__Layout element annotations__:
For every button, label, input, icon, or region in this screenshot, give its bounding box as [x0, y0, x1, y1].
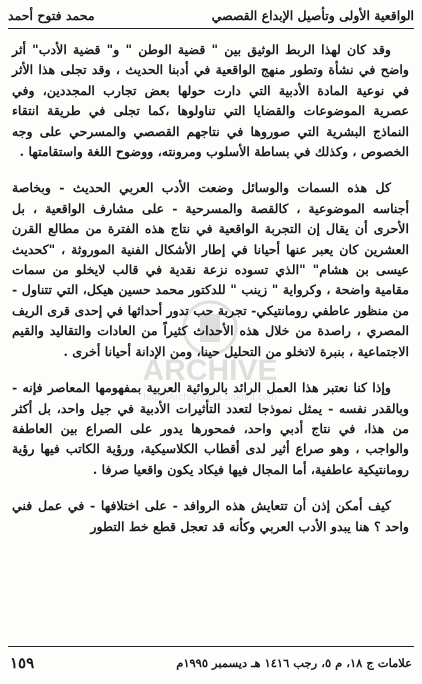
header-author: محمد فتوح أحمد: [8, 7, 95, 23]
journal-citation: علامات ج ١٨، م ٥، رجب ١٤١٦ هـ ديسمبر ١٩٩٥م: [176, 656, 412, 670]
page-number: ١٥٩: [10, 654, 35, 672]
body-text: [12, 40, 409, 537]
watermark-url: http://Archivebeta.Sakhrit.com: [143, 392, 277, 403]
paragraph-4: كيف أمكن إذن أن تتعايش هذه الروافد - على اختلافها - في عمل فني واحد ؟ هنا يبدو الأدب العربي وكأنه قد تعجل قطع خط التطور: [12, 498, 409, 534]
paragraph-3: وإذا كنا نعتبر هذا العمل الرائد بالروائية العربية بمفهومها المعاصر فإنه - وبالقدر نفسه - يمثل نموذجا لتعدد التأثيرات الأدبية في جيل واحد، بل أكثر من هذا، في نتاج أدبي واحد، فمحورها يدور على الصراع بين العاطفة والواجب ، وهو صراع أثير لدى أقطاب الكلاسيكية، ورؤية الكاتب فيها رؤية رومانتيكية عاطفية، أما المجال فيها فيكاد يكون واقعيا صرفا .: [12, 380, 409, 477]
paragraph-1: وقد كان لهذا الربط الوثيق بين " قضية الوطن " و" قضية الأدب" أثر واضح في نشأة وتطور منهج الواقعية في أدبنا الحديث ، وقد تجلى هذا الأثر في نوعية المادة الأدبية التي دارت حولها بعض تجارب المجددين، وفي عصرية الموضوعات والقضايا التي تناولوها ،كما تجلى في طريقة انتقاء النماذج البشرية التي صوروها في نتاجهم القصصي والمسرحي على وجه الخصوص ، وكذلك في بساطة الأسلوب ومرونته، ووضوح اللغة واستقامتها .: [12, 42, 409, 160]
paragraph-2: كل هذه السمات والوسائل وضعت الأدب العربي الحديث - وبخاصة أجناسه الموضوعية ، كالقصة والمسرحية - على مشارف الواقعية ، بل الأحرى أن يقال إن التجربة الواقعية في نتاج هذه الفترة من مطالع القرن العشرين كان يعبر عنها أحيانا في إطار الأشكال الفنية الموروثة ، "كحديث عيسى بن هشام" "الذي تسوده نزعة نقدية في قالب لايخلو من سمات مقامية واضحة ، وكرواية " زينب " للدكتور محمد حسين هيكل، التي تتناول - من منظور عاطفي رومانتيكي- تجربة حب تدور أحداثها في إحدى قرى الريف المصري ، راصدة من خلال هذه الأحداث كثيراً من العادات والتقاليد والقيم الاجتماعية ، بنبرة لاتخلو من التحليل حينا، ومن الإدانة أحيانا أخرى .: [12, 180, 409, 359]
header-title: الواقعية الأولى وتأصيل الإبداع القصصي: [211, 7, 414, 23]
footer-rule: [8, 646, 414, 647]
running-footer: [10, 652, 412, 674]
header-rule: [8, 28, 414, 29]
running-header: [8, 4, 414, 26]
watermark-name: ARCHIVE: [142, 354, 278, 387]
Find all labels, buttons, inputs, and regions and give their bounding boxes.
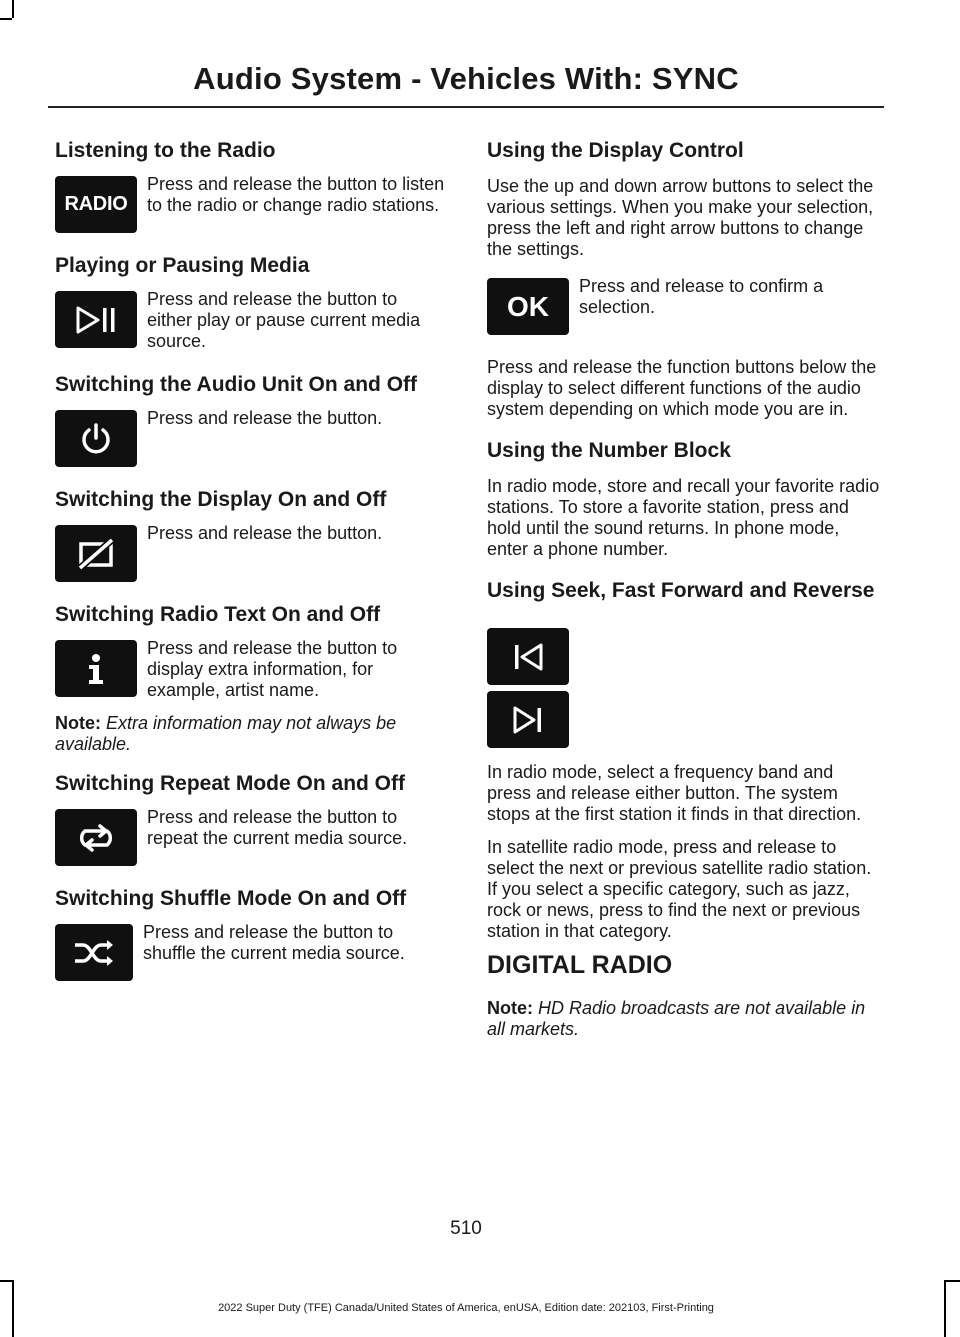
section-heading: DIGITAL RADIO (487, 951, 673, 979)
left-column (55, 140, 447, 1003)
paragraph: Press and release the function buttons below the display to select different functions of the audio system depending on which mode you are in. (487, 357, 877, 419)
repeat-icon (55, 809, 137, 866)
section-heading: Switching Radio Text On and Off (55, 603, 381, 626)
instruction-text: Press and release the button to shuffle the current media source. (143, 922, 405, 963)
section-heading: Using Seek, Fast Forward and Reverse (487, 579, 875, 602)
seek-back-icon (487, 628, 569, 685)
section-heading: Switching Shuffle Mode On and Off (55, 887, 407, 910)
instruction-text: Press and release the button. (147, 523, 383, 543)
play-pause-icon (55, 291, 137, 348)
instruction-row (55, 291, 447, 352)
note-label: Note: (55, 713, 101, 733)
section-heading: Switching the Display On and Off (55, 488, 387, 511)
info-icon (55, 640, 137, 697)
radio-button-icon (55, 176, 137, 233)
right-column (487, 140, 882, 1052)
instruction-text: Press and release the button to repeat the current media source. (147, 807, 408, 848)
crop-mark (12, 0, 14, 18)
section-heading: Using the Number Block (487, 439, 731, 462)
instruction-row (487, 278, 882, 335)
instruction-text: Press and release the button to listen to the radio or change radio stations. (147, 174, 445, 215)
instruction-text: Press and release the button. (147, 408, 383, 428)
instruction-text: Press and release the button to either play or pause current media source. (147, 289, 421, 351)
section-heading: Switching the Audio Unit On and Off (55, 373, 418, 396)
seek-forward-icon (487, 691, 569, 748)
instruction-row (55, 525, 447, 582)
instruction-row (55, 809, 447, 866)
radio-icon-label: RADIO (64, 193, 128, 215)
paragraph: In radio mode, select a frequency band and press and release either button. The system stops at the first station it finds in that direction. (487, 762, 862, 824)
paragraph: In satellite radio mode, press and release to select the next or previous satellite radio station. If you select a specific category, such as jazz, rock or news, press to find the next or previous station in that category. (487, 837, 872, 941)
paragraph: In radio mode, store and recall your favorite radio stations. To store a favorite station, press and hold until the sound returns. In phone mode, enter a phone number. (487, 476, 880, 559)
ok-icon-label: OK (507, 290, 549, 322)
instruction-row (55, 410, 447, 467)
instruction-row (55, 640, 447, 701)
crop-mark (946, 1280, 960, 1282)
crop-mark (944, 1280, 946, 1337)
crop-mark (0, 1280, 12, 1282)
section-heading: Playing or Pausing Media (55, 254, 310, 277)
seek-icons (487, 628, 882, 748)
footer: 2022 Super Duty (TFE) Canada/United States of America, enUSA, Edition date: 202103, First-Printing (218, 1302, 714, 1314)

__Exercise directions__:
Rewrite all the rows above with every occurrence of "section-heading" renamed to "section-title", keeping everything else unchanged and leaving out the pictures.

__Task solution__:
For every button, label, input, icon, or region in this screenshot, give its bounding box as [x0, y0, x1, y1].
header-author: محمد فتوح أحمد: [8, 7, 95, 23]
journal-citation: علامات ج ١٨، م ٥، رجب ١٤١٦ هـ ديسمبر ١٩٩٥م: [176, 656, 412, 670]
page-number: ١٥٩: [10, 654, 35, 672]
body-text: [12, 40, 409, 537]
watermark-url: http://Archivebeta.Sakhrit.com: [143, 392, 277, 403]
paragraph-4: كيف أمكن إذن أن تتعايش هذه الروافد - على اختلافها - في عمل فني واحد ؟ هنا يبدو الأدب العربي وكأنه قد تعجل قطع خط التطور: [12, 498, 409, 534]
paragraph-3: وإذا كنا نعتبر هذا العمل الرائد بالروائية العربية بمفهومها المعاصر فإنه - وبالقدر نفسه - يمثل نموذجا لتعدد التأثيرات الأدبية في جيل واحد، بل أكثر من هذا، في نتاج أدبي واحد، فمحورها يدور على الصراع بين العاطفة والواجب ، وهو صراع أثير لدى أقطاب الكلاسيكية، ورؤية الكاتب فيها رؤية رومانتيكية عاطفية، أما المجال فيها فيكاد يكون واقعيا صرفا .: [12, 380, 409, 477]
paragraph-1: وقد كان لهذا الربط الوثيق بين " قضية الوطن " و" قضية الأدب" أثر واضح في نشأة وتطور منهج الواقعية في أدبنا الحديث ، وقد تجلى هذا الأثر في نوعية المادة الأدبية التي دارت حولها بعض تجارب المجددين، وفي عصرية الموضوعات والقضايا التي تناولوها ،كما تجلى في طريقة انتقاء النماذج البشرية التي صوروها في نتاجهم القصصي والمسرحي على وجه الخصوص ، وكذلك في بساطة الأسلوب ومرونته، ووضوح اللغة واستقامتها .: [12, 42, 409, 160]
paragraph-2: كل هذه السمات والوسائل وضعت الأدب العربي الحديث - وبخاصة أجناسه الموضوعية ، كالقصة والمسرحية - على مشارف الواقعية ، بل الأحرى أن يقال إن التجربة الواقعية في نتاج هذه الفترة من مطالع القرن العشرين كان يعبر عنها أحيانا في إطار الأشكال الفنية الموروثة ، "كحديث عيسى بن هشام" "الذي تسوده نزعة نقدية في قالب لايخلو من سمات مقامية واضحة ، وكرواية " زينب " للدكتور محمد حسين هيكل، التي تتناول - من منظور عاطفي رومانتيكي- تجربة حب تدور أحداثها في إحدى قرى الريف المصري ، راصدة من خلال هذه الأحداث كثيراً من العادات والتقاليد والقيم الاجتماعية ، بنبرة لاتخلو من التحليل حينا، ومن الإدانة أحيانا أخرى .: [12, 180, 409, 359]
header-title: الواقعية الأولى وتأصيل الإبداع القصصي: [211, 7, 414, 23]
footer-rule: [8, 646, 414, 647]
running-footer: [10, 652, 412, 674]
header-rule: [8, 28, 414, 29]
running-header: [8, 4, 414, 26]
watermark-name: ARCHIVE: [142, 354, 278, 387]
Find all labels, buttons, inputs, and regions and give their bounding boxes.
section-title: DIGITAL RADIO (487, 951, 673, 979)
left-column (55, 140, 447, 1003)
paragraph: Press and release the function buttons below the display to select different functions of the audio system depending on which mode you are in. (487, 357, 877, 419)
repeat-icon (55, 809, 137, 866)
section-title: Switching Radio Text On and Off (55, 603, 381, 626)
instruction-text: Press and release the button to shuffle the current media source. (143, 922, 405, 963)
section-title: Using Seek, Fast Forward and Reverse (487, 579, 875, 602)
seek-back-icon (487, 628, 569, 685)
section-title: Switching Shuffle Mode On and Off (55, 887, 407, 910)
instruction-text: Press and release the button. (147, 523, 383, 543)
play-pause-icon (55, 291, 137, 348)
instruction-row (55, 291, 447, 352)
note-label: Note: (55, 713, 101, 733)
section-title: Switching the Display On and Off (55, 488, 387, 511)
info-icon (55, 640, 137, 697)
radio-button-icon (55, 176, 137, 233)
right-column (487, 140, 882, 1052)
instruction-text: Press and release the button to repeat the current media source. (147, 807, 408, 848)
crop-mark (12, 0, 14, 18)
section-title: Using the Number Block (487, 439, 731, 462)
instruction-row (487, 278, 882, 335)
instruction-text: Press and release the button to listen to the radio or change radio stations. (147, 174, 445, 215)
instruction-text: Press and release the button. (147, 408, 383, 428)
instruction-text: Press and release the button to either play or pause current media source. (147, 289, 421, 351)
section-title: Switching the Audio Unit On and Off (55, 373, 418, 396)
seek-forward-icon (487, 691, 569, 748)
instruction-row (55, 525, 447, 582)
instruction-row (55, 809, 447, 866)
radio-icon-label: RADIO (64, 193, 128, 215)
paragraph: In radio mode, select a frequency band and press and release either button. The system stops at the first station it finds in that direction. (487, 762, 862, 824)
paragraph: In satellite radio mode, press and release to select the next or previous satellite radio station. If you select a specific category, such as jazz, rock or news, press to find the next or previous station in that category. (487, 837, 872, 941)
paragraph: In radio mode, store and recall your favorite radio stations. To store a favorite station, press and hold until the sound returns. In phone mode, enter a phone number. (487, 476, 880, 559)
ok-icon-label: OK (507, 290, 549, 322)
instruction-row (55, 410, 447, 467)
instruction-row (55, 640, 447, 701)
crop-mark (946, 1280, 960, 1282)
crop-mark (944, 1280, 946, 1337)
crop-mark (0, 1280, 12, 1282)
section-title: Playing or Pausing Media (55, 254, 310, 277)
seek-icons (487, 628, 882, 748)
footer: 2022 Super Duty (TFE) Canada/United States of America, enUSA, Edition date: 202103, First-Printing (218, 1302, 714, 1314)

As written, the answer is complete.